What to produce
Find the lines that hold the word "System" and return them.

Provided data

───

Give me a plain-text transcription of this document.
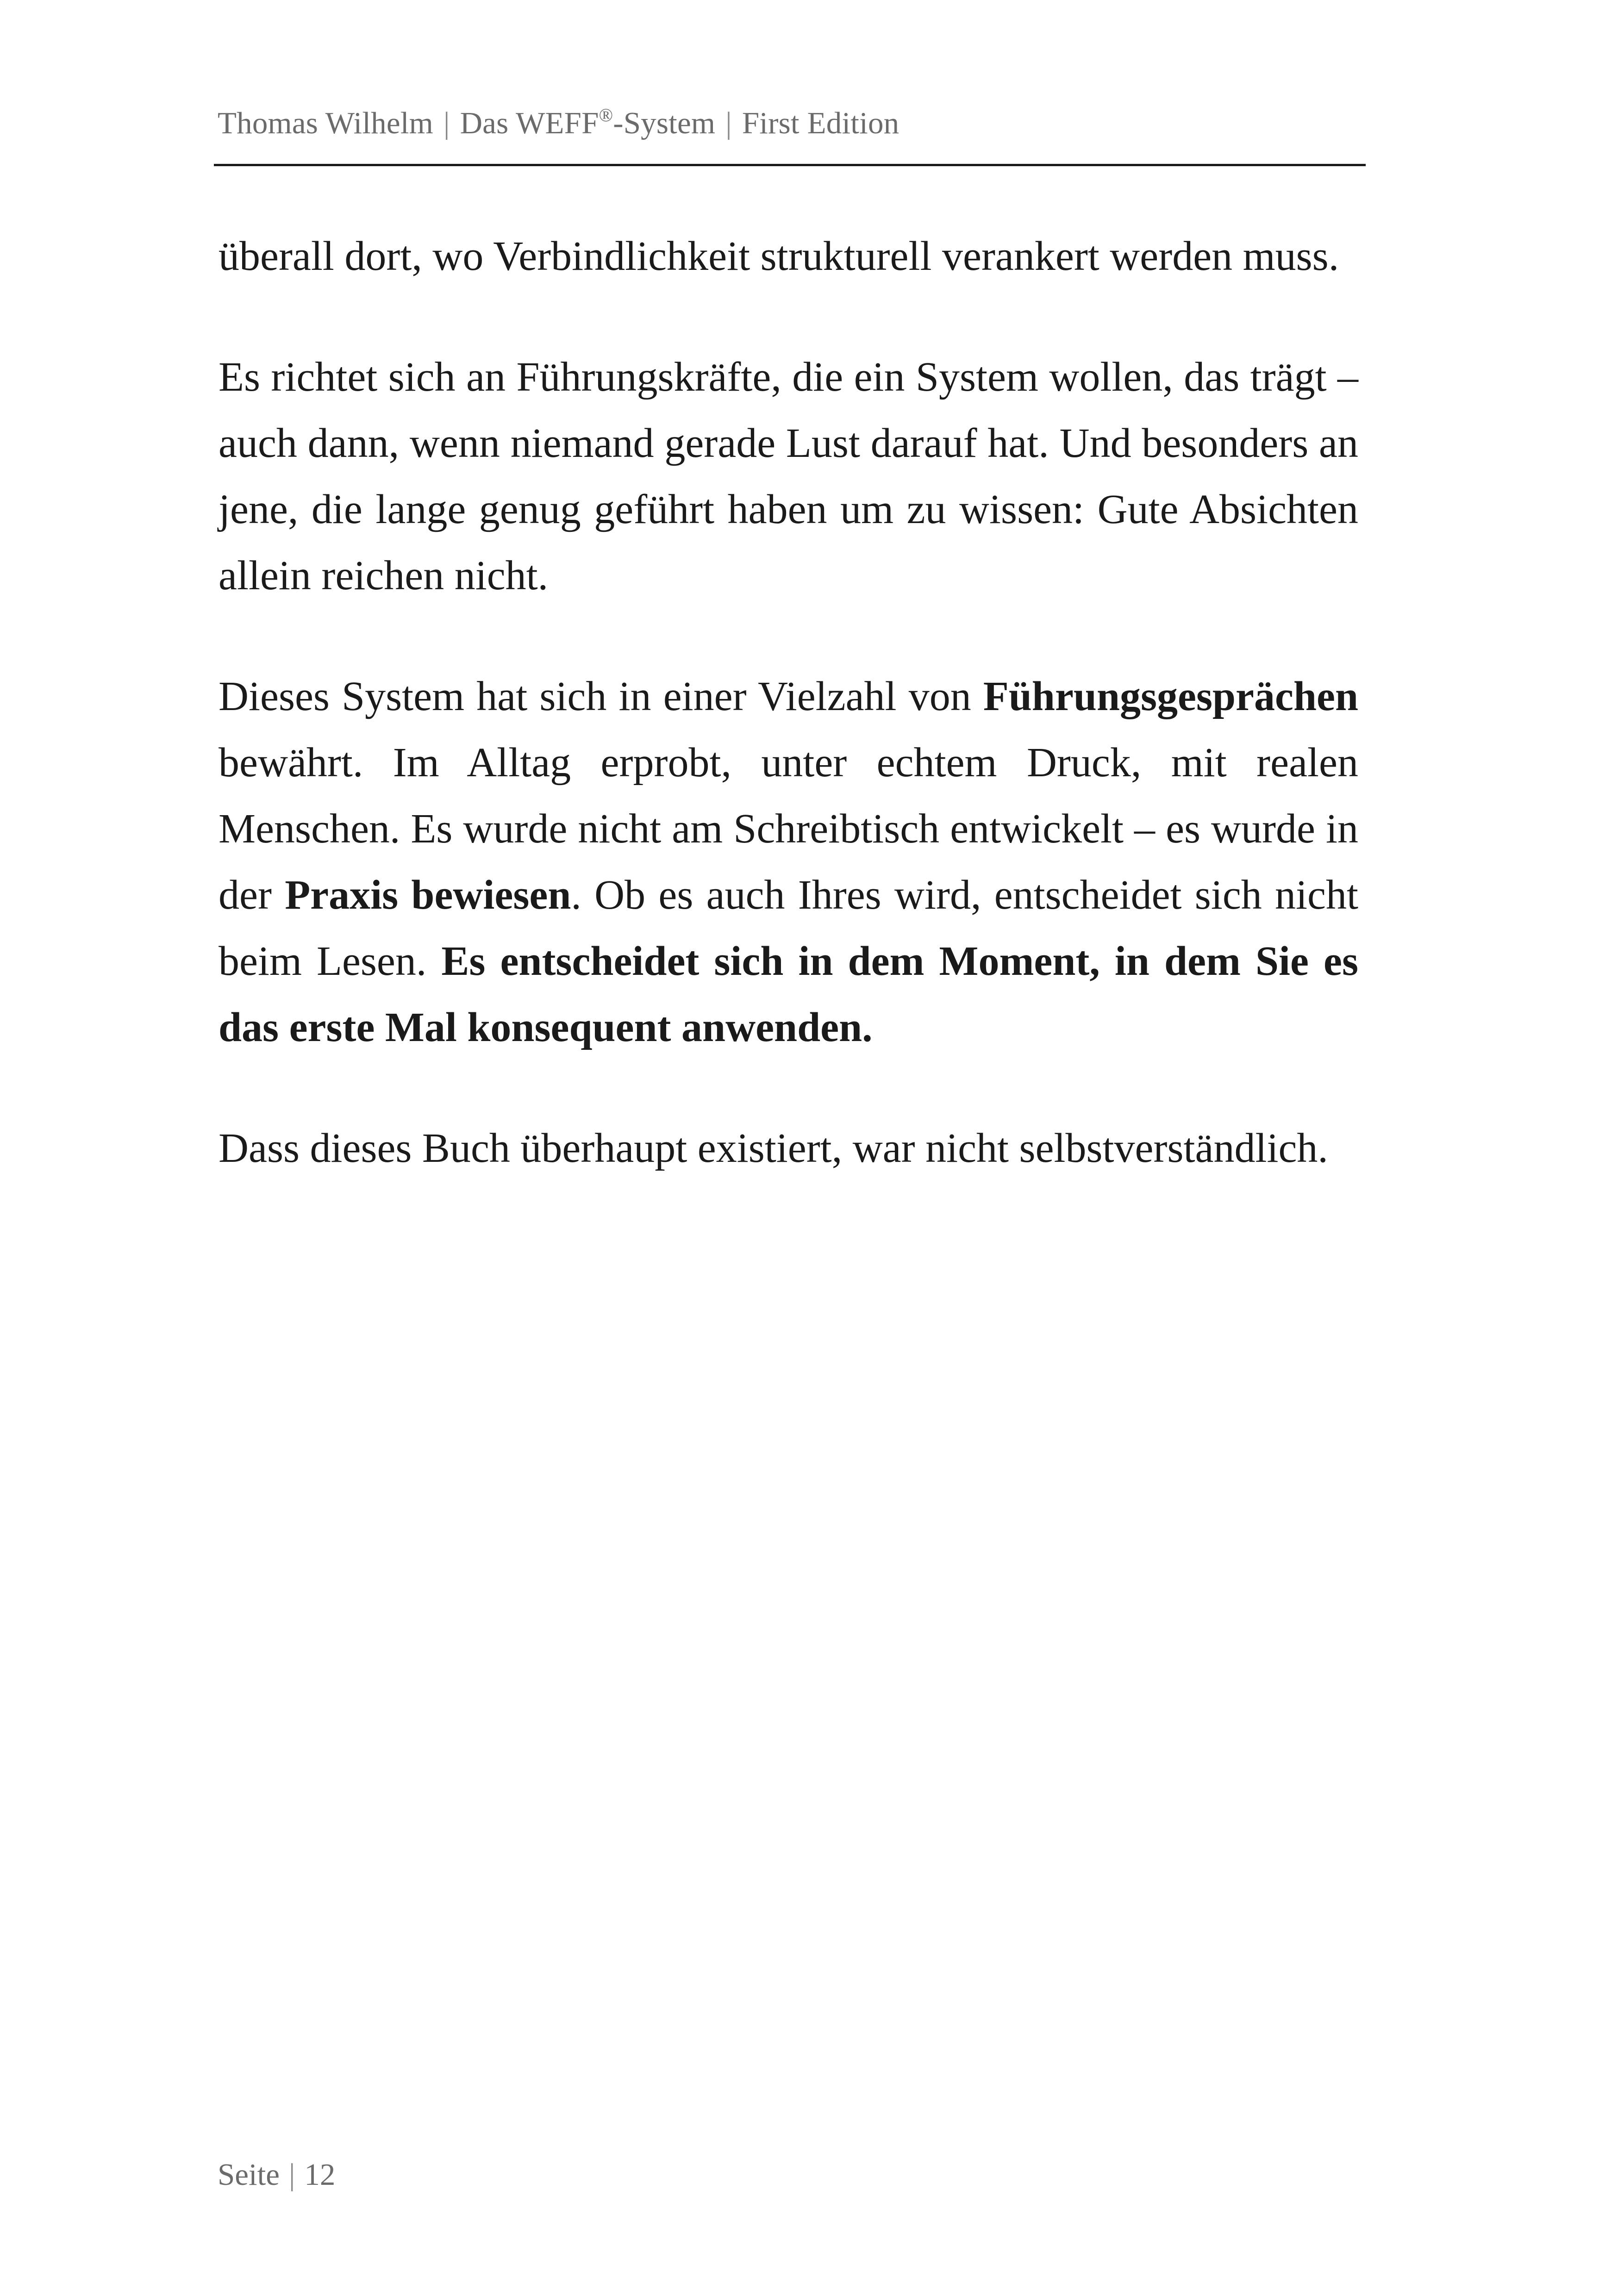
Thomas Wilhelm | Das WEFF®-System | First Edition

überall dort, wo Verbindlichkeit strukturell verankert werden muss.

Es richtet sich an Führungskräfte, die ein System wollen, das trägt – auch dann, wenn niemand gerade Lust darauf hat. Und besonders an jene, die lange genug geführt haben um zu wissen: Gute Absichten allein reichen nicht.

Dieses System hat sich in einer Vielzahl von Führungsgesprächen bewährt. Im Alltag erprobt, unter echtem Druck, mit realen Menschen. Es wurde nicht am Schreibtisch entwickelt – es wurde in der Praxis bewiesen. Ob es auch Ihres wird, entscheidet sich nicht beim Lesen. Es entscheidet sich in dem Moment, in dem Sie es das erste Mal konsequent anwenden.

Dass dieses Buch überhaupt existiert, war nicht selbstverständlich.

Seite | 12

───

Reply
Thomas Wilhelm | Das WEFF®-System | First Edition
Es richtet sich an Führungskräfte, die ein System wollen, das trägt – auch dann, wenn niemand gerade Lust darauf hat. Und besonders an jene, die lange genug geführt haben um zu wissen: Gute Absichten allein reichen nicht.
Dieses System hat sich in einer Vielzahl von Führungsgesprächen bewährt. Im Alltag erprobt, unter echtem Druck, mit realen Menschen. Es wurde nicht am Schreibtisch entwickelt – es wurde in der Praxis bewiesen. Ob es auch Ihres wird, entscheidet sich nicht beim Lesen. Es entscheidet sich in dem Moment, in dem Sie es das erste Mal konsequent anwenden.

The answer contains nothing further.